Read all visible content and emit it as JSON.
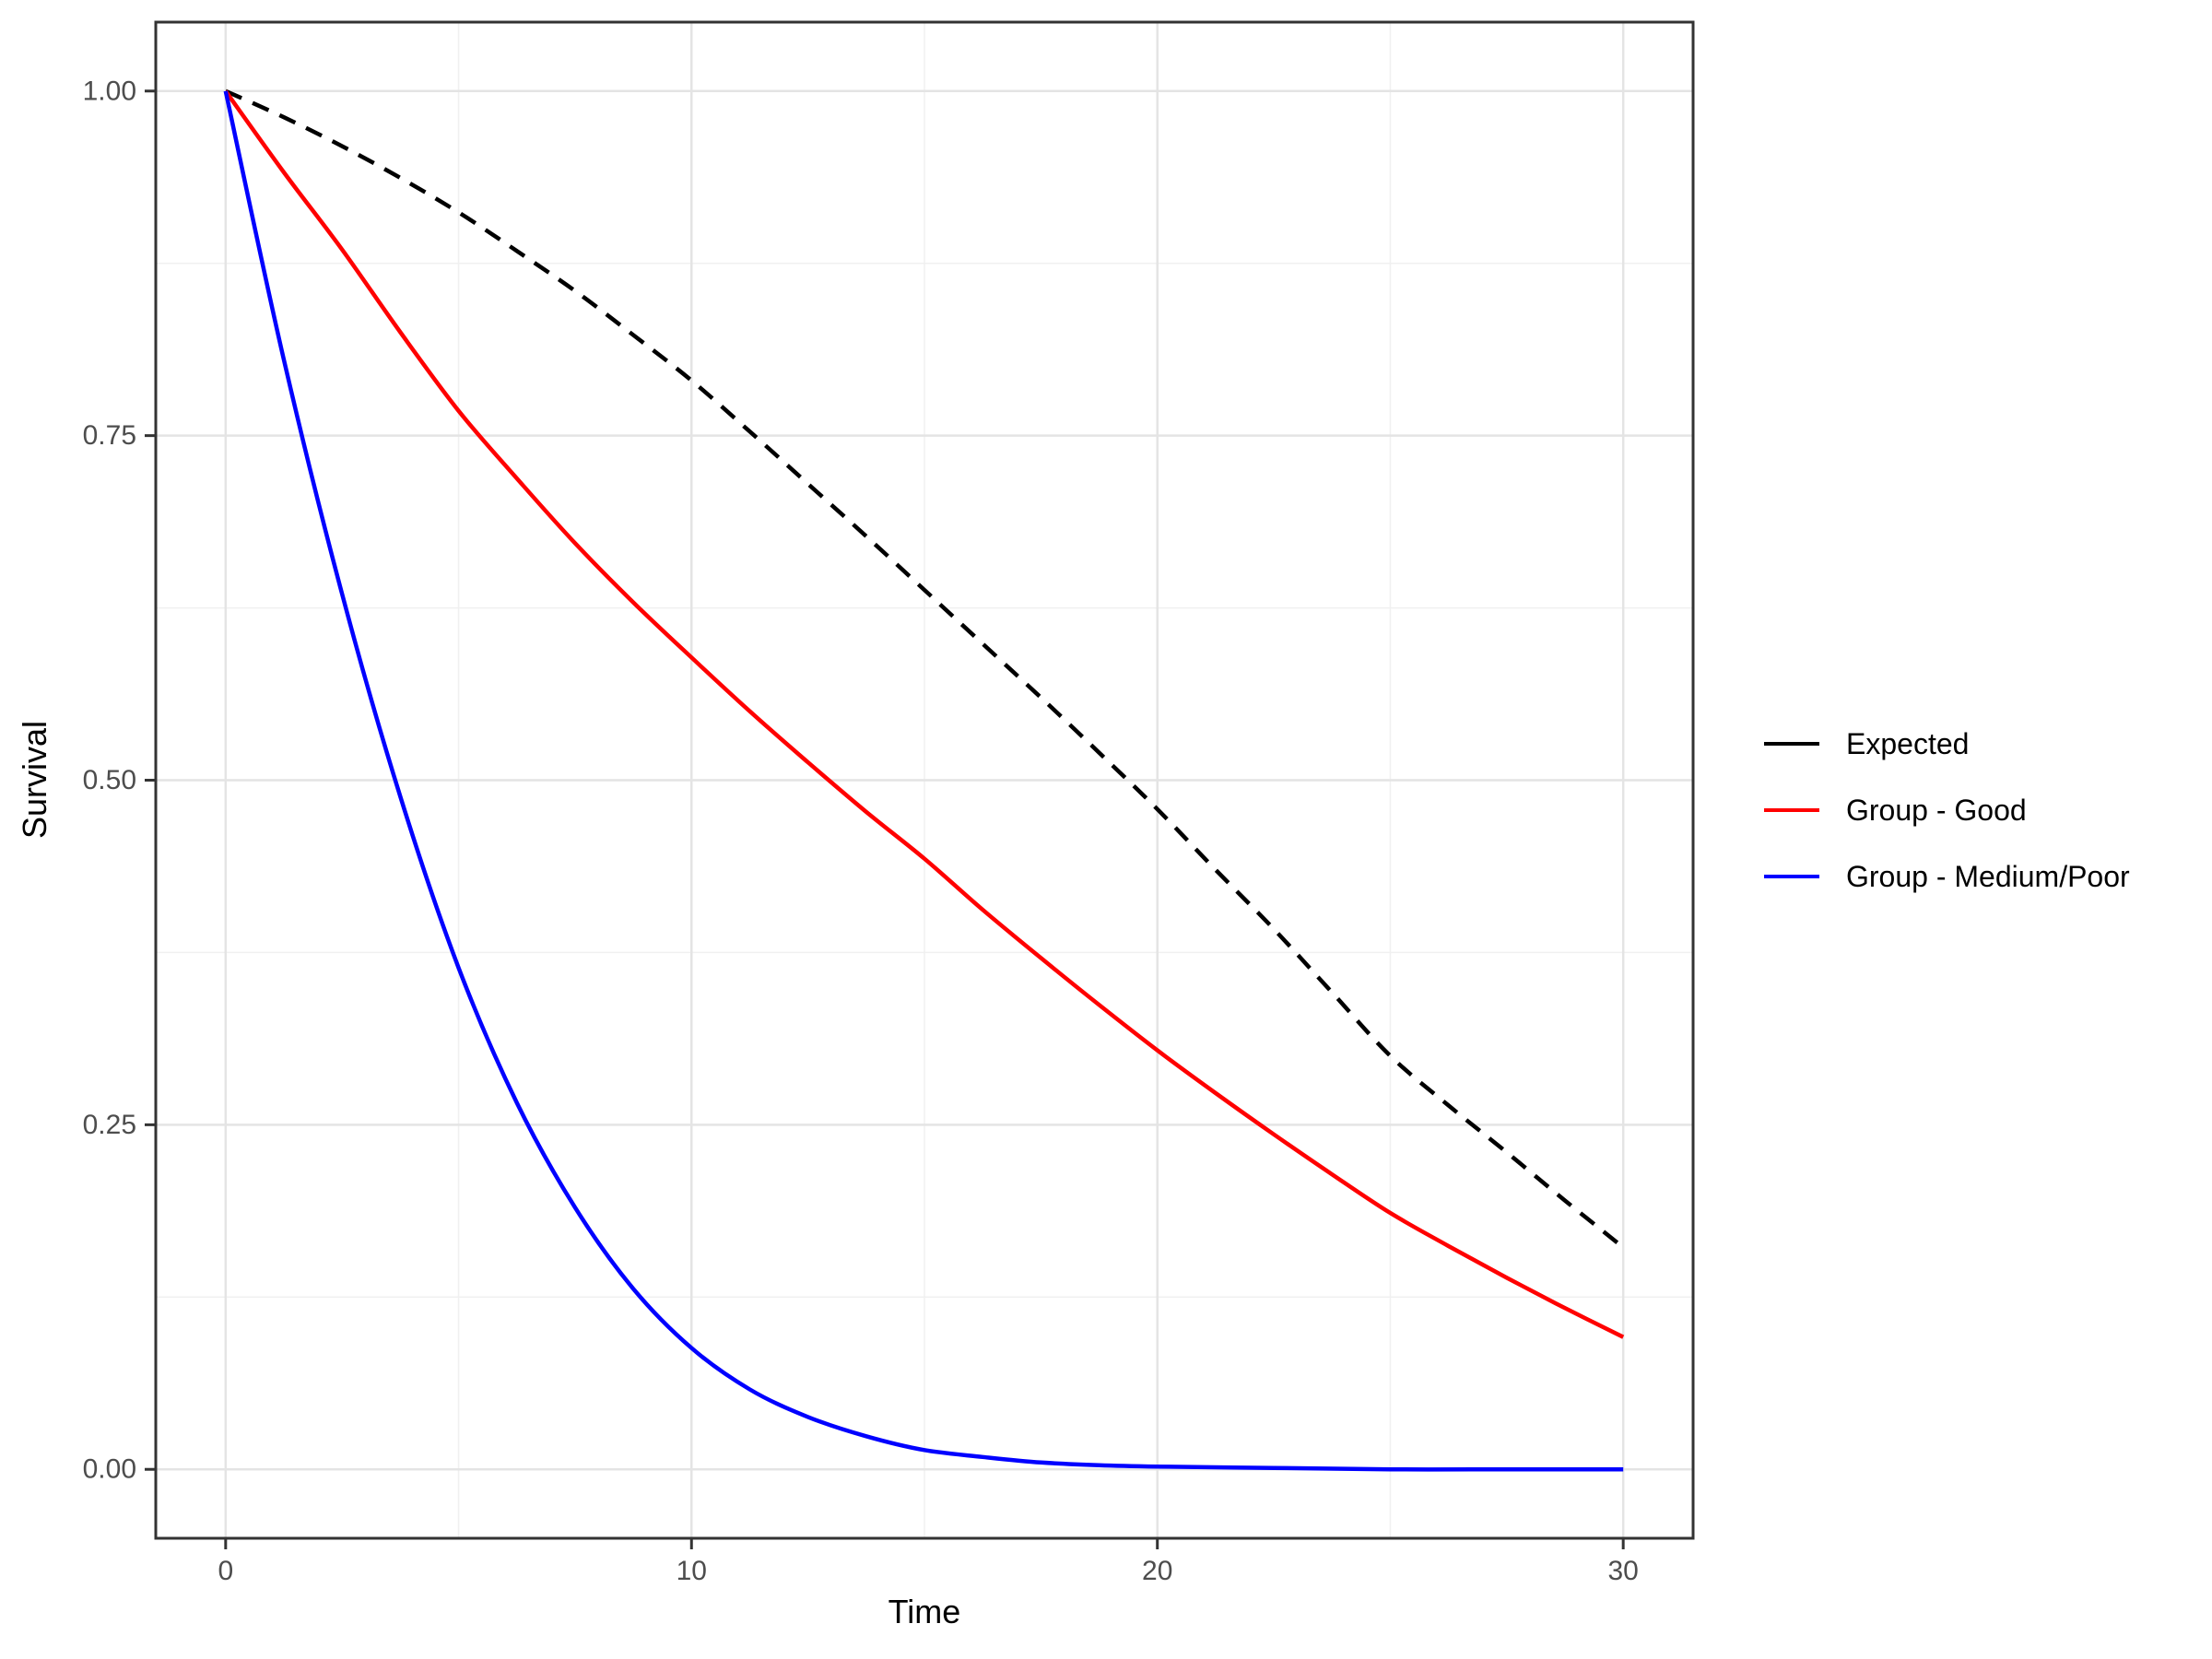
{
  "chart_data": {
    "type": "line",
    "title": "",
    "xlabel": "Time",
    "ylabel": "Survival",
    "xlim": [
      -1.5,
      31.5
    ],
    "ylim": [
      -0.05,
      1.05
    ],
    "x_ticks": [
      0,
      10,
      20,
      30
    ],
    "x_tick_labels": [
      "0",
      "10",
      "20",
      "30"
    ],
    "x_minor_ticks": [
      5,
      15,
      25
    ],
    "y_ticks": [
      0.0,
      0.25,
      0.5,
      0.75,
      1.0
    ],
    "y_tick_labels": [
      "0.00",
      "0.25",
      "0.50",
      "0.75",
      "1.00"
    ],
    "y_minor_ticks": [
      0.125,
      0.375,
      0.625,
      0.875
    ],
    "grid": "major-and-minor",
    "legend_position": "right",
    "legend_key_linetype": "solid",
    "series": [
      {
        "name": "Expected",
        "color": "#000000",
        "linetype": "dashed",
        "x": [
          0,
          1.25,
          2.5,
          3.75,
          5,
          6.25,
          7.5,
          8.75,
          10,
          11.25,
          12.5,
          13.75,
          15,
          16.25,
          17.5,
          18.75,
          20,
          21.25,
          22.5,
          23.75,
          25,
          26.25,
          27.5,
          28.75,
          30
        ],
        "y": [
          1.0,
          0.981,
          0.96,
          0.937,
          0.912,
          0.884,
          0.855,
          0.823,
          0.79,
          0.753,
          0.715,
          0.677,
          0.638,
          0.599,
          0.56,
          0.52,
          0.479,
          0.435,
          0.392,
          0.346,
          0.3,
          0.264,
          0.23,
          0.195,
          0.161
        ]
      },
      {
        "name": "Group - Good",
        "color": "#FF0000",
        "linetype": "solid",
        "x": [
          0,
          1.25,
          2.5,
          3.75,
          5,
          6.25,
          7.5,
          8.75,
          10,
          11.25,
          12.5,
          13.75,
          15,
          16.25,
          17.5,
          18.75,
          20,
          21.25,
          22.5,
          23.75,
          25,
          26.25,
          27.5,
          28.75,
          30
        ],
        "y": [
          1.0,
          0.941,
          0.885,
          0.825,
          0.768,
          0.719,
          0.672,
          0.629,
          0.589,
          0.55,
          0.513,
          0.477,
          0.443,
          0.406,
          0.371,
          0.337,
          0.304,
          0.273,
          0.243,
          0.214,
          0.186,
          0.162,
          0.139,
          0.117,
          0.096
        ]
      },
      {
        "name": "Group - Medium/Poor",
        "color": "#0000FF",
        "linetype": "solid",
        "x": [
          0,
          1.25,
          2.5,
          3.75,
          5,
          6.25,
          7.5,
          8.75,
          10,
          11.25,
          12.5,
          13.75,
          15,
          16.25,
          17.5,
          18.75,
          20,
          22.5,
          25,
          27.5,
          30
        ],
        "y": [
          1.0,
          0.805,
          0.635,
          0.488,
          0.364,
          0.266,
          0.19,
          0.131,
          0.088,
          0.058,
          0.038,
          0.024,
          0.014,
          0.009,
          0.005,
          0.003,
          0.002,
          0.001,
          0.0,
          0.0,
          0.0
        ]
      }
    ],
    "style": {
      "panel_background": "#ffffff",
      "panel_border_color": "#333333",
      "major_grid_color": "#e4e4e4",
      "minor_grid_color": "#f0f0f0",
      "tick_color": "#333333",
      "tick_label_color": "#4d4d4d"
    }
  },
  "axes": {
    "x_title": "Time",
    "y_title": "Survival"
  },
  "legend": {
    "items": [
      {
        "label": "Expected",
        "color": "#000000"
      },
      {
        "label": "Group - Good",
        "color": "#FF0000"
      },
      {
        "label": "Group - Medium/Poor",
        "color": "#0000FF"
      }
    ]
  }
}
····················
» **What to do**
Reproduce the material in its entirety and word for word, without the pictures.

» **Answer**
Read all visible content and emit it as JSON.
{
  "chart_data": {
    "type": "line",
    "title": "",
    "xlabel": "Time",
    "ylabel": "Survival",
    "xlim": [
      -1.5,
      31.5
    ],
    "ylim": [
      -0.05,
      1.05
    ],
    "x_ticks": [
      0,
      10,
      20,
      30
    ],
    "x_tick_labels": [
      "0",
      "10",
      "20",
      "30"
    ],
    "x_minor_ticks": [
      5,
      15,
      25
    ],
    "y_ticks": [
      0.0,
      0.25,
      0.5,
      0.75,
      1.0
    ],
    "y_tick_labels": [
      "0.00",
      "0.25",
      "0.50",
      "0.75",
      "1.00"
    ],
    "y_minor_ticks": [
      0.125,
      0.375,
      0.625,
      0.875
    ],
    "grid": "major-and-minor",
    "legend_position": "right",
    "legend_key_linetype": "solid",
    "series": [
      {
        "name": "Expected",
        "color": "#000000",
        "linetype": "dashed",
        "x": [
          0,
          1.25,
          2.5,
          3.75,
          5,
          6.25,
          7.5,
          8.75,
          10,
          11.25,
          12.5,
          13.75,
          15,
          16.25,
          17.5,
          18.75,
          20,
          21.25,
          22.5,
          23.75,
          25,
          26.25,
          27.5,
          28.75,
          30
        ],
        "y": [
          1.0,
          0.981,
          0.96,
          0.937,
          0.912,
          0.884,
          0.855,
          0.823,
          0.79,
          0.753,
          0.715,
          0.677,
          0.638,
          0.599,
          0.56,
          0.52,
          0.479,
          0.435,
          0.392,
          0.346,
          0.3,
          0.264,
          0.23,
          0.195,
          0.161
        ]
      },
      {
        "name": "Group - Good",
        "color": "#FF0000",
        "linetype": "solid",
        "x": [
          0,
          1.25,
          2.5,
          3.75,
          5,
          6.25,
          7.5,
          8.75,
          10,
          11.25,
          12.5,
          13.75,
          15,
          16.25,
          17.5,
          18.75,
          20,
          21.25,
          22.5,
          23.75,
          25,
          26.25,
          27.5,
          28.75,
          30
        ],
        "y": [
          1.0,
          0.941,
          0.885,
          0.825,
          0.768,
          0.719,
          0.672,
          0.629,
          0.589,
          0.55,
          0.513,
          0.477,
          0.443,
          0.406,
          0.371,
          0.337,
          0.304,
          0.273,
          0.243,
          0.214,
          0.186,
          0.162,
          0.139,
          0.117,
          0.096
        ]
      },
      {
        "name": "Group - Medium/Poor",
        "color": "#0000FF",
        "linetype": "solid",
        "x": [
          0,
          1.25,
          2.5,
          3.75,
          5,
          6.25,
          7.5,
          8.75,
          10,
          11.25,
          12.5,
          13.75,
          15,
          16.25,
          17.5,
          18.75,
          20,
          22.5,
          25,
          27.5,
          30
        ],
        "y": [
          1.0,
          0.805,
          0.635,
          0.488,
          0.364,
          0.266,
          0.19,
          0.131,
          0.088,
          0.058,
          0.038,
          0.024,
          0.014,
          0.009,
          0.005,
          0.003,
          0.002,
          0.001,
          0.0,
          0.0,
          0.0
        ]
      }
    ],
    "style": {
      "panel_background": "#ffffff",
      "panel_border_color": "#333333",
      "major_grid_color": "#e4e4e4",
      "minor_grid_color": "#f0f0f0",
      "tick_color": "#333333",
      "tick_label_color": "#4d4d4d"
    }
  },
  "axes": {
    "x_title": "Time",
    "y_title": "Survival"
  },
  "legend": {
    "items": [
      {
        "label": "Expected",
        "color": "#000000"
      },
      {
        "label": "Group - Good",
        "color": "#FF0000"
      },
      {
        "label": "Group - Medium/Poor",
        "color": "#0000FF"
      }
    ]
  }
}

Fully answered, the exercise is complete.